### Data rows
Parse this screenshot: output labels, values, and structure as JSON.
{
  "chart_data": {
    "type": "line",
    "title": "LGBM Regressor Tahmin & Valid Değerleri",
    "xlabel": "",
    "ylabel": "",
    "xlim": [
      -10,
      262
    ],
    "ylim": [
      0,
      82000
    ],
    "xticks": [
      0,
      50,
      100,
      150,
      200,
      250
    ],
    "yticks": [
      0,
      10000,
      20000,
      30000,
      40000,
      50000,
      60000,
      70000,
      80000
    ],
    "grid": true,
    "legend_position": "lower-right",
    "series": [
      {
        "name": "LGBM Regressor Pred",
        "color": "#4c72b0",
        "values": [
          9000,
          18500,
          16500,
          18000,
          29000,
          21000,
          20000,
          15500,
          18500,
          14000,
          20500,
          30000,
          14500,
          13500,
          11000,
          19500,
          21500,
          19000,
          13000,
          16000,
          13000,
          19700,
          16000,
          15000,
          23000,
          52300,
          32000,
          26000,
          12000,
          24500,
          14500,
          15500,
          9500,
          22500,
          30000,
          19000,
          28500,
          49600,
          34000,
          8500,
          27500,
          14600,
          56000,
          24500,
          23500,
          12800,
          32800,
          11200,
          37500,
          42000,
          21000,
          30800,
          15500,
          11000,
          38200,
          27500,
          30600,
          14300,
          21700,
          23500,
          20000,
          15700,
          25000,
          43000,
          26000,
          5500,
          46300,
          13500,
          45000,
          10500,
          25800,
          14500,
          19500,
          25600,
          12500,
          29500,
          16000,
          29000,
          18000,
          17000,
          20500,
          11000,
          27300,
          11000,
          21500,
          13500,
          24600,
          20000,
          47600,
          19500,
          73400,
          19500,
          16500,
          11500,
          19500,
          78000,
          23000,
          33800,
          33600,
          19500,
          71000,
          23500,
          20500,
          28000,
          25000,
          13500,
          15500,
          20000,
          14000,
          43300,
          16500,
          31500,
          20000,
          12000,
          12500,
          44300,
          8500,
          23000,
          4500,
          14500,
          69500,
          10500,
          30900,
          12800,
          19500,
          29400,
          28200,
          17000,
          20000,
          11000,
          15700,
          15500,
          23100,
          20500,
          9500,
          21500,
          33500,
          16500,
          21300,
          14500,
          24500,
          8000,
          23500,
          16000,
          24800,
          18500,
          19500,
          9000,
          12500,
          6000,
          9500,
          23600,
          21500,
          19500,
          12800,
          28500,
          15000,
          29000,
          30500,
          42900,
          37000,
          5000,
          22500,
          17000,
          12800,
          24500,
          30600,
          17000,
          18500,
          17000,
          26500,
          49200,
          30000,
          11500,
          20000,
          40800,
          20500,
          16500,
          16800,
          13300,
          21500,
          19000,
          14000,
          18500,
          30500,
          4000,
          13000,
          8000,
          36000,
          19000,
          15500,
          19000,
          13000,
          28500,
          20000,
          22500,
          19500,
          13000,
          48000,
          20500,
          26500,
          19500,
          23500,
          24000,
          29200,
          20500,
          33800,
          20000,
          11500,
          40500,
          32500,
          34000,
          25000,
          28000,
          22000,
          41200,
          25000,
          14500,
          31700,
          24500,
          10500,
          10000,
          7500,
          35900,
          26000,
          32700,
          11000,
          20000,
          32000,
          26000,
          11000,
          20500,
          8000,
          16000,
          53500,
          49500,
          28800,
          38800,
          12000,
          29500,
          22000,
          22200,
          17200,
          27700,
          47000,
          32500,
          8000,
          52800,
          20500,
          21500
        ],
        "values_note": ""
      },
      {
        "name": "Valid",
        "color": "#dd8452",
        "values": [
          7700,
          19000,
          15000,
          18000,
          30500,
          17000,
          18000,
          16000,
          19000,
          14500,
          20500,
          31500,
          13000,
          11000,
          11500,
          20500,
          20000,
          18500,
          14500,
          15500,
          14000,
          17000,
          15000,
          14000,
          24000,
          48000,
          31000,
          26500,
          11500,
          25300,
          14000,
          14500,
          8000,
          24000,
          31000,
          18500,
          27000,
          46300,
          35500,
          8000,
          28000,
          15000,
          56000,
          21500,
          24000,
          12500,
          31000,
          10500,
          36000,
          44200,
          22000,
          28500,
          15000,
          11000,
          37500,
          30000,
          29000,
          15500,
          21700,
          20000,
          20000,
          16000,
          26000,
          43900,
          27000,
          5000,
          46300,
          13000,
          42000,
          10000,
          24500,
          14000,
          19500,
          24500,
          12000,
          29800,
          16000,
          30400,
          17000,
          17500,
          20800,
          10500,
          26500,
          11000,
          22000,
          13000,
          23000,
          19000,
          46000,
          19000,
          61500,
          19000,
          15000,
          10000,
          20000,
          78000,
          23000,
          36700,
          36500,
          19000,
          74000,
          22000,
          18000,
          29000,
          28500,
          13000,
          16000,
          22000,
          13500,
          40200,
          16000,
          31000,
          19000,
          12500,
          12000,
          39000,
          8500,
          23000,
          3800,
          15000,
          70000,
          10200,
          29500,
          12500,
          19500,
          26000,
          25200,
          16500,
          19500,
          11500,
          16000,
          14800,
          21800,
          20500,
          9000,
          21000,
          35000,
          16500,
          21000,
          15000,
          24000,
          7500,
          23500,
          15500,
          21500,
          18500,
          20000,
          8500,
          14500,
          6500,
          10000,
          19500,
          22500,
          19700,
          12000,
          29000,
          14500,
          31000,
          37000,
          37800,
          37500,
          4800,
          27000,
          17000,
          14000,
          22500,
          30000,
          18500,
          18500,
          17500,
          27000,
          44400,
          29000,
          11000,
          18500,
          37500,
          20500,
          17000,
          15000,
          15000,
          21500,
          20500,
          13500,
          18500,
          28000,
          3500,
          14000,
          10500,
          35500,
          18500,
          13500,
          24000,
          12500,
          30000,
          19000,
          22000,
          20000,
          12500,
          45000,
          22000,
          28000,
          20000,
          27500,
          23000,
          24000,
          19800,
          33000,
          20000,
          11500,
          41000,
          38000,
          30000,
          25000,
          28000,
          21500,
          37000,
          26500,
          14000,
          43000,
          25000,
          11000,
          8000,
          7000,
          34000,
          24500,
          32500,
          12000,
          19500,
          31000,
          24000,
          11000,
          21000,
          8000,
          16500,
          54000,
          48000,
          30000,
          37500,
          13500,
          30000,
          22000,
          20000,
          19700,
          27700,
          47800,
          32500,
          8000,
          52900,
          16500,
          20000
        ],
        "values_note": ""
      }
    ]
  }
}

### Aim
Return all of the entries word for word.

### Worked answer
Parse this screenshot: output labels, values, and structure as JSON.
{
  "chart_data": {
    "type": "line",
    "title": "LGBM Regressor Tahmin & Valid Değerleri",
    "xlabel": "",
    "ylabel": "",
    "xlim": [
      -10,
      262
    ],
    "ylim": [
      0,
      82000
    ],
    "xticks": [
      0,
      50,
      100,
      150,
      200,
      250
    ],
    "yticks": [
      0,
      10000,
      20000,
      30000,
      40000,
      50000,
      60000,
      70000,
      80000
    ],
    "grid": true,
    "legend_position": "lower-right",
    "series": [
      {
        "name": "LGBM Regressor Pred",
        "color": "#4c72b0",
        "values": [
          9000,
          18500,
          16500,
          18000,
          29000,
          21000,
          20000,
          15500,
          18500,
          14000,
          20500,
          30000,
          14500,
          13500,
          11000,
          19500,
          21500,
          19000,
          13000,
          16000,
          13000,
          19700,
          16000,
          15000,
          23000,
          52300,
          32000,
          26000,
          12000,
          24500,
          14500,
          15500,
          9500,
          22500,
          30000,
          19000,
          28500,
          49600,
          34000,
          8500,
          27500,
          14600,
          56000,
          24500,
          23500,
          12800,
          32800,
          11200,
          37500,
          42000,
          21000,
          30800,
          15500,
          11000,
          38200,
          27500,
          30600,
          14300,
          21700,
          23500,
          20000,
          15700,
          25000,
          43000,
          26000,
          5500,
          46300,
          13500,
          45000,
          10500,
          25800,
          14500,
          19500,
          25600,
          12500,
          29500,
          16000,
          29000,
          18000,
          17000,
          20500,
          11000,
          27300,
          11000,
          21500,
          13500,
          24600,
          20000,
          47600,
          19500,
          73400,
          19500,
          16500,
          11500,
          19500,
          78000,
          23000,
          33800,
          33600,
          19500,
          71000,
          23500,
          20500,
          28000,
          25000,
          13500,
          15500,
          20000,
          14000,
          43300,
          16500,
          31500,
          20000,
          12000,
          12500,
          44300,
          8500,
          23000,
          4500,
          14500,
          69500,
          10500,
          30900,
          12800,
          19500,
          29400,
          28200,
          17000,
          20000,
          11000,
          15700,
          15500,
          23100,
          20500,
          9500,
          21500,
          33500,
          16500,
          21300,
          14500,
          24500,
          8000,
          23500,
          16000,
          24800,
          18500,
          19500,
          9000,
          12500,
          6000,
          9500,
          23600,
          21500,
          19500,
          12800,
          28500,
          15000,
          29000,
          30500,
          42900,
          37000,
          5000,
          22500,
          17000,
          12800,
          24500,
          30600,
          17000,
          18500,
          17000,
          26500,
          49200,
          30000,
          11500,
          20000,
          40800,
          20500,
          16500,
          16800,
          13300,
          21500,
          19000,
          14000,
          18500,
          30500,
          4000,
          13000,
          8000,
          36000,
          19000,
          15500,
          19000,
          13000,
          28500,
          20000,
          22500,
          19500,
          13000,
          48000,
          20500,
          26500,
          19500,
          23500,
          24000,
          29200,
          20500,
          33800,
          20000,
          11500,
          40500,
          32500,
          34000,
          25000,
          28000,
          22000,
          41200,
          25000,
          14500,
          31700,
          24500,
          10500,
          10000,
          7500,
          35900,
          26000,
          32700,
          11000,
          20000,
          32000,
          26000,
          11000,
          20500,
          8000,
          16000,
          53500,
          49500,
          28800,
          38800,
          12000,
          29500,
          22000,
          22200,
          17200,
          27700,
          47000,
          32500,
          8000,
          52800,
          20500,
          21500
        ],
        "values_note": ""
      },
      {
        "name": "Valid",
        "color": "#dd8452",
        "values": [
          7700,
          19000,
          15000,
          18000,
          30500,
          17000,
          18000,
          16000,
          19000,
          14500,
          20500,
          31500,
          13000,
          11000,
          11500,
          20500,
          20000,
          18500,
          14500,
          15500,
          14000,
          17000,
          15000,
          14000,
          24000,
          48000,
          31000,
          26500,
          11500,
          25300,
          14000,
          14500,
          8000,
          24000,
          31000,
          18500,
          27000,
          46300,
          35500,
          8000,
          28000,
          15000,
          56000,
          21500,
          24000,
          12500,
          31000,
          10500,
          36000,
          44200,
          22000,
          28500,
          15000,
          11000,
          37500,
          30000,
          29000,
          15500,
          21700,
          20000,
          20000,
          16000,
          26000,
          43900,
          27000,
          5000,
          46300,
          13000,
          42000,
          10000,
          24500,
          14000,
          19500,
          24500,
          12000,
          29800,
          16000,
          30400,
          17000,
          17500,
          20800,
          10500,
          26500,
          11000,
          22000,
          13000,
          23000,
          19000,
          46000,
          19000,
          61500,
          19000,
          15000,
          10000,
          20000,
          78000,
          23000,
          36700,
          36500,
          19000,
          74000,
          22000,
          18000,
          29000,
          28500,
          13000,
          16000,
          22000,
          13500,
          40200,
          16000,
          31000,
          19000,
          12500,
          12000,
          39000,
          8500,
          23000,
          3800,
          15000,
          70000,
          10200,
          29500,
          12500,
          19500,
          26000,
          25200,
          16500,
          19500,
          11500,
          16000,
          14800,
          21800,
          20500,
          9000,
          21000,
          35000,
          16500,
          21000,
          15000,
          24000,
          7500,
          23500,
          15500,
          21500,
          18500,
          20000,
          8500,
          14500,
          6500,
          10000,
          19500,
          22500,
          19700,
          12000,
          29000,
          14500,
          31000,
          37000,
          37800,
          37500,
          4800,
          27000,
          17000,
          14000,
          22500,
          30000,
          18500,
          18500,
          17500,
          27000,
          44400,
          29000,
          11000,
          18500,
          37500,
          20500,
          17000,
          15000,
          15000,
          21500,
          20500,
          13500,
          18500,
          28000,
          3500,
          14000,
          10500,
          35500,
          18500,
          13500,
          24000,
          12500,
          30000,
          19000,
          22000,
          20000,
          12500,
          45000,
          22000,
          28000,
          20000,
          27500,
          23000,
          24000,
          19800,
          33000,
          20000,
          11500,
          41000,
          38000,
          30000,
          25000,
          28000,
          21500,
          37000,
          26500,
          14000,
          43000,
          25000,
          11000,
          8000,
          7000,
          34000,
          24500,
          32500,
          12000,
          19500,
          31000,
          24000,
          11000,
          21000,
          8000,
          16500,
          54000,
          48000,
          30000,
          37500,
          13500,
          30000,
          22000,
          20000,
          19700,
          27700,
          47800,
          32500,
          8000,
          52900,
          16500,
          20000
        ],
        "values_note": ""
      }
    ]
  }
}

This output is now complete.